• WORKING DATA
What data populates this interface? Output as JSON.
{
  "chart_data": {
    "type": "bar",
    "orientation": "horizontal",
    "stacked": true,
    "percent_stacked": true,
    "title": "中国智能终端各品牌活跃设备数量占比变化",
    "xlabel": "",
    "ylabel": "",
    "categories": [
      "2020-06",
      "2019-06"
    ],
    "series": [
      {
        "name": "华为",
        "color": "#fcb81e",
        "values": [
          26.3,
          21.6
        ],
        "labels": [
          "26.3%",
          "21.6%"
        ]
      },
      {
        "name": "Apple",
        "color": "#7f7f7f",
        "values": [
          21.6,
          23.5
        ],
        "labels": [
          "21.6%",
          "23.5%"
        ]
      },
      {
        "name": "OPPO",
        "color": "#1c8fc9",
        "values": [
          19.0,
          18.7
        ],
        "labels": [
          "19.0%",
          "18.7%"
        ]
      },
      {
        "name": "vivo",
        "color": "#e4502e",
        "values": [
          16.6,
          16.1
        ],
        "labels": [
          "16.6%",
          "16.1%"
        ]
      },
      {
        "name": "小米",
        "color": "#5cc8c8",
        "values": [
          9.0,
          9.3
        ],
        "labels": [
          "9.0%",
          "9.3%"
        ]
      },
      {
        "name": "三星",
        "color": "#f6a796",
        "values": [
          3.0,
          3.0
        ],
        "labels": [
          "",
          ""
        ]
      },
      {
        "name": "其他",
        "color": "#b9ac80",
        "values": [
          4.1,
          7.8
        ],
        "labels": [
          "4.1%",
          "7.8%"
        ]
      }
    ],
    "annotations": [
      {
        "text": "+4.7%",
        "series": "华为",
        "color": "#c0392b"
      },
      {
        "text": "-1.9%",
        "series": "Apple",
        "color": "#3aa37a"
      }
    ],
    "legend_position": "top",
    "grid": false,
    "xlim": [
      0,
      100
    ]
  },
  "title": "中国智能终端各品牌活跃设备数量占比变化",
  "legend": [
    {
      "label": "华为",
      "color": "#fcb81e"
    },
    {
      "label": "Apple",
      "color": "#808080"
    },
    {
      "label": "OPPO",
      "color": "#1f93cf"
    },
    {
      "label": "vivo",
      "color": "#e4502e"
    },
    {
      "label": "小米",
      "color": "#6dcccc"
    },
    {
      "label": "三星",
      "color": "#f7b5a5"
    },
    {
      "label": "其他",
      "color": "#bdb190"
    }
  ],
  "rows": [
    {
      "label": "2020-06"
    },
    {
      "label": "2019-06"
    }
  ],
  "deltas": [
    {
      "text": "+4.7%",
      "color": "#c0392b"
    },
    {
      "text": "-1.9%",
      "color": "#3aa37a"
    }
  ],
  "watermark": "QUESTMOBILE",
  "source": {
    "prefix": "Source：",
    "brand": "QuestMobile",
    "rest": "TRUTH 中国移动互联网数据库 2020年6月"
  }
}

• PROBLEM DETAILS
Repeat the data exactly. Leave nothing out.

• THE ANSWER
What data populates this interface? Output as JSON.
{
  "chart_data": {
    "type": "bar",
    "orientation": "horizontal",
    "stacked": true,
    "percent_stacked": true,
    "title": "中国智能终端各品牌活跃设备数量占比变化",
    "xlabel": "",
    "ylabel": "",
    "categories": [
      "2020-06",
      "2019-06"
    ],
    "series": [
      {
        "name": "华为",
        "color": "#fcb81e",
        "values": [
          26.3,
          21.6
        ],
        "labels": [
          "26.3%",
          "21.6%"
        ]
      },
      {
        "name": "Apple",
        "color": "#7f7f7f",
        "values": [
          21.6,
          23.5
        ],
        "labels": [
          "21.6%",
          "23.5%"
        ]
      },
      {
        "name": "OPPO",
        "color": "#1c8fc9",
        "values": [
          19.0,
          18.7
        ],
        "labels": [
          "19.0%",
          "18.7%"
        ]
      },
      {
        "name": "vivo",
        "color": "#e4502e",
        "values": [
          16.6,
          16.1
        ],
        "labels": [
          "16.6%",
          "16.1%"
        ]
      },
      {
        "name": "小米",
        "color": "#5cc8c8",
        "values": [
          9.0,
          9.3
        ],
        "labels": [
          "9.0%",
          "9.3%"
        ]
      },
      {
        "name": "三星",
        "color": "#f6a796",
        "values": [
          3.0,
          3.0
        ],
        "labels": [
          "",
          ""
        ]
      },
      {
        "name": "其他",
        "color": "#b9ac80",
        "values": [
          4.1,
          7.8
        ],
        "labels": [
          "4.1%",
          "7.8%"
        ]
      }
    ],
    "annotations": [
      {
        "text": "+4.7%",
        "series": "华为",
        "color": "#c0392b"
      },
      {
        "text": "-1.9%",
        "series": "Apple",
        "color": "#3aa37a"
      }
    ],
    "legend_position": "top",
    "grid": false,
    "xlim": [
      0,
      100
    ]
  },
  "title": "中国智能终端各品牌活跃设备数量占比变化",
  "legend": [
    {
      "label": "华为",
      "color": "#fcb81e"
    },
    {
      "label": "Apple",
      "color": "#808080"
    },
    {
      "label": "OPPO",
      "color": "#1f93cf"
    },
    {
      "label": "vivo",
      "color": "#e4502e"
    },
    {
      "label": "小米",
      "color": "#6dcccc"
    },
    {
      "label": "三星",
      "color": "#f7b5a5"
    },
    {
      "label": "其他",
      "color": "#bdb190"
    }
  ],
  "rows": [
    {
      "label": "2020-06"
    },
    {
      "label": "2019-06"
    }
  ],
  "deltas": [
    {
      "text": "+4.7%",
      "color": "#c0392b"
    },
    {
      "text": "-1.9%",
      "color": "#3aa37a"
    }
  ],
  "watermark": "QUESTMOBILE",
  "source": {
    "prefix": "Source：",
    "brand": "QuestMobile",
    "rest": "TRUTH 中国移动互联网数据库 2020年6月"
  }
}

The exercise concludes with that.